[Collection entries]
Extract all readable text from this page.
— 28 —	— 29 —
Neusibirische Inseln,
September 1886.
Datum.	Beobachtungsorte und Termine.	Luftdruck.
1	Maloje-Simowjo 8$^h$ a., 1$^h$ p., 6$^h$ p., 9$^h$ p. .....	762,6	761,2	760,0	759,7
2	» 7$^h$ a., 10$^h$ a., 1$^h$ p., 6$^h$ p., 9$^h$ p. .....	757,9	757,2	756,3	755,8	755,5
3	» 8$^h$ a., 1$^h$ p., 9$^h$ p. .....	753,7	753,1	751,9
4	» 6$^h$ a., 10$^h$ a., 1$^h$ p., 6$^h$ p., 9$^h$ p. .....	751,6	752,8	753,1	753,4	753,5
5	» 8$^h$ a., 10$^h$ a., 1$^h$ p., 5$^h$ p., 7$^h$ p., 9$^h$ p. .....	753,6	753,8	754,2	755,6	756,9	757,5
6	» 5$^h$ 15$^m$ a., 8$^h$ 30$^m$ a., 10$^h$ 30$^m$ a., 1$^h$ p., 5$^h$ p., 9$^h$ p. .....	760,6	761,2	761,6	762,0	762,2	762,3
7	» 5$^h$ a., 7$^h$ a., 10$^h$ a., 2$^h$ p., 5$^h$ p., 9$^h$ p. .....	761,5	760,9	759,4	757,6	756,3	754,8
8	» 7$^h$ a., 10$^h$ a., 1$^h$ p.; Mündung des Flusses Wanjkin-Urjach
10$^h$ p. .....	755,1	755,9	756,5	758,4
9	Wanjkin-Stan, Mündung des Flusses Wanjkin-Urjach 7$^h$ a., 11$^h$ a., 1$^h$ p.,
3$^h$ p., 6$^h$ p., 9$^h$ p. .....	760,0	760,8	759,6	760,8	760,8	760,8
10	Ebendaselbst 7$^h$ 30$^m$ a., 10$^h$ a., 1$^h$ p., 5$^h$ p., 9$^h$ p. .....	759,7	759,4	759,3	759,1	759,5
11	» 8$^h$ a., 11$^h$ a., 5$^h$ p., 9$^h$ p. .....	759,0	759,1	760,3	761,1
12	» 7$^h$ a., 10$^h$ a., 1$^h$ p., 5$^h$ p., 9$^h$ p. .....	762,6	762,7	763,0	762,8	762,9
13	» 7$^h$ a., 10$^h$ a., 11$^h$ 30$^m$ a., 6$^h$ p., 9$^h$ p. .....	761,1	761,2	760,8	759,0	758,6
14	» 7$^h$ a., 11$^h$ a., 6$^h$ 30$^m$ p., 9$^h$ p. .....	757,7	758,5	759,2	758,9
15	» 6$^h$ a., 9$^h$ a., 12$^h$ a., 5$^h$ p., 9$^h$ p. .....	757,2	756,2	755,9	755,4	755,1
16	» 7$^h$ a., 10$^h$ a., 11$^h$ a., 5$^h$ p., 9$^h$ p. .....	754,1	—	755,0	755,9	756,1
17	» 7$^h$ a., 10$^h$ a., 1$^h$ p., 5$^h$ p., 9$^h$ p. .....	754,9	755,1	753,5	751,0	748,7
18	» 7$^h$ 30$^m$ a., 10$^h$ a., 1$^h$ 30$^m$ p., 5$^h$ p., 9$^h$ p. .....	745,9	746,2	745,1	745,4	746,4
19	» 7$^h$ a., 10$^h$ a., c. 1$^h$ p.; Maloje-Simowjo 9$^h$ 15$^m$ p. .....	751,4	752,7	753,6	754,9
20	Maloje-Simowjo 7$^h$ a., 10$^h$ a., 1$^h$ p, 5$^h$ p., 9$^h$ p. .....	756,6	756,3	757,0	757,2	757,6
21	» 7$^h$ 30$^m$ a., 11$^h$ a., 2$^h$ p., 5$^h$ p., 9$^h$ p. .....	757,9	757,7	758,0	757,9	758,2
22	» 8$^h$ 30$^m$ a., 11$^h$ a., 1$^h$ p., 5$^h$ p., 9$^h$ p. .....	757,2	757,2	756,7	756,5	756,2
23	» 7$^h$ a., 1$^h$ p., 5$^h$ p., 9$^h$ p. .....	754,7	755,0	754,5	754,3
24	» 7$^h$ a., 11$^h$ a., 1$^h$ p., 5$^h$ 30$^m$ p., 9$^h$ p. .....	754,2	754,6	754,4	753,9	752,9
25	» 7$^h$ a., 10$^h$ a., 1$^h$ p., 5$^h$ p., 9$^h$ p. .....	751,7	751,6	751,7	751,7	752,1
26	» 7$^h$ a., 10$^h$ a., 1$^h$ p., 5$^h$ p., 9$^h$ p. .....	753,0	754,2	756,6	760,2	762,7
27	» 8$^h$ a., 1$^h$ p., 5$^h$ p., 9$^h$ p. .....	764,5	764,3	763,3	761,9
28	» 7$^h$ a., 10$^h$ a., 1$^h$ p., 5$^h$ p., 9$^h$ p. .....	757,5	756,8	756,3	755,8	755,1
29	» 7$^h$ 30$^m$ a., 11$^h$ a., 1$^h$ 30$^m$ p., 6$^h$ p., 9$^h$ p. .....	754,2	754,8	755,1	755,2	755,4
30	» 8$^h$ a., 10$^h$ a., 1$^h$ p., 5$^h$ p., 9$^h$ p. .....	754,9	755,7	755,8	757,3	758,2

▶ _Exercise details_: Repeat each record in full; every line must match exactly.

▶ _Full solution_:
Extract all readable text from this page.
— 28 —	— 29 —
Neusibirische Inseln,
September 1886.
Datum.	Beobachtungsorte und Termine.	Luftdruck.
1	Maloje-Simowjo 8$^h$ a., 1$^h$ p., 6$^h$ p., 9$^h$ p. .....	762,6	761,2	760,0	759,7
2	» 7$^h$ a., 10$^h$ a., 1$^h$ p., 6$^h$ p., 9$^h$ p. .....	757,9	757,2	756,3	755,8	755,5
3	» 8$^h$ a., 1$^h$ p., 9$^h$ p. .....	753,7	753,1	751,9
4	» 6$^h$ a., 10$^h$ a., 1$^h$ p., 6$^h$ p., 9$^h$ p. .....	751,6	752,8	753,1	753,4	753,5
5	» 8$^h$ a., 10$^h$ a., 1$^h$ p., 5$^h$ p., 7$^h$ p., 9$^h$ p. .....	753,6	753,8	754,2	755,6	756,9	757,5
6	» 5$^h$ 15$^m$ a., 8$^h$ 30$^m$ a., 10$^h$ 30$^m$ a., 1$^h$ p., 5$^h$ p., 9$^h$ p. .....	760,6	761,2	761,6	762,0	762,2	762,3
7	» 5$^h$ a., 7$^h$ a., 10$^h$ a., 2$^h$ p., 5$^h$ p., 9$^h$ p. .....	761,5	760,9	759,4	757,6	756,3	754,8
8	» 7$^h$ a., 10$^h$ a., 1$^h$ p.; Mündung des Flusses Wanjkin-Urjach
10$^h$ p. .....	755,1	755,9	756,5	758,4
9	Wanjkin-Stan, Mündung des Flusses Wanjkin-Urjach 7$^h$ a., 11$^h$ a., 1$^h$ p.,
3$^h$ p., 6$^h$ p., 9$^h$ p. .....	760,0	760,8	759,6	760,8	760,8	760,8
10	Ebendaselbst 7$^h$ 30$^m$ a., 10$^h$ a., 1$^h$ p., 5$^h$ p., 9$^h$ p. .....	759,7	759,4	759,3	759,1	759,5
11	» 8$^h$ a., 11$^h$ a., 5$^h$ p., 9$^h$ p. .....	759,0	759,1	760,3	761,1
12	» 7$^h$ a., 10$^h$ a., 1$^h$ p., 5$^h$ p., 9$^h$ p. .....	762,6	762,7	763,0	762,8	762,9
13	» 7$^h$ a., 10$^h$ a., 11$^h$ 30$^m$ a., 6$^h$ p., 9$^h$ p. .....	761,1	761,2	760,8	759,0	758,6
14	» 7$^h$ a., 11$^h$ a., 6$^h$ 30$^m$ p., 9$^h$ p. .....	757,7	758,5	759,2	758,9
15	» 6$^h$ a., 9$^h$ a., 12$^h$ a., 5$^h$ p., 9$^h$ p. .....	757,2	756,2	755,9	755,4	755,1
16	» 7$^h$ a., 10$^h$ a., 11$^h$ a., 5$^h$ p., 9$^h$ p. .....	754,1	—	755,0	755,9	756,1
17	» 7$^h$ a., 10$^h$ a., 1$^h$ p., 5$^h$ p., 9$^h$ p. .....	754,9	755,1	753,5	751,0	748,7
18	» 7$^h$ 30$^m$ a., 10$^h$ a., 1$^h$ 30$^m$ p., 5$^h$ p., 9$^h$ p. .....	745,9	746,2	745,1	745,4	746,4
19	» 7$^h$ a., 10$^h$ a., c. 1$^h$ p.; Maloje-Simowjo 9$^h$ 15$^m$ p. .....	751,4	752,7	753,6	754,9
20	Maloje-Simowjo 7$^h$ a., 10$^h$ a., 1$^h$ p, 5$^h$ p., 9$^h$ p. .....	756,6	756,3	757,0	757,2	757,6
21	» 7$^h$ 30$^m$ a., 11$^h$ a., 2$^h$ p., 5$^h$ p., 9$^h$ p. .....	757,9	757,7	758,0	757,9	758,2
22	» 8$^h$ 30$^m$ a., 11$^h$ a., 1$^h$ p., 5$^h$ p., 9$^h$ p. .....	757,2	757,2	756,7	756,5	756,2
23	» 7$^h$ a., 1$^h$ p., 5$^h$ p., 9$^h$ p. .....	754,7	755,0	754,5	754,3
24	» 7$^h$ a., 11$^h$ a., 1$^h$ p., 5$^h$ 30$^m$ p., 9$^h$ p. .....	754,2	754,6	754,4	753,9	752,9
25	» 7$^h$ a., 10$^h$ a., 1$^h$ p., 5$^h$ p., 9$^h$ p. .....	751,7	751,6	751,7	751,7	752,1
26	» 7$^h$ a., 10$^h$ a., 1$^h$ p., 5$^h$ p., 9$^h$ p. .....	753,0	754,2	756,6	760,2	762,7
27	» 8$^h$ a., 1$^h$ p., 5$^h$ p., 9$^h$ p. .....	764,5	764,3	763,3	761,9
28	» 7$^h$ a., 10$^h$ a., 1$^h$ p., 5$^h$ p., 9$^h$ p. .....	757,5	756,8	756,3	755,8	755,1
29	» 7$^h$ 30$^m$ a., 11$^h$ a., 1$^h$ 30$^m$ p., 6$^h$ p., 9$^h$ p. .....	754,2	754,8	755,1	755,2	755,4
30	» 8$^h$ a., 10$^h$ a., 1$^h$ p., 5$^h$ p., 9$^h$ p. .....	754,9	755,7	755,8	757,3	758,2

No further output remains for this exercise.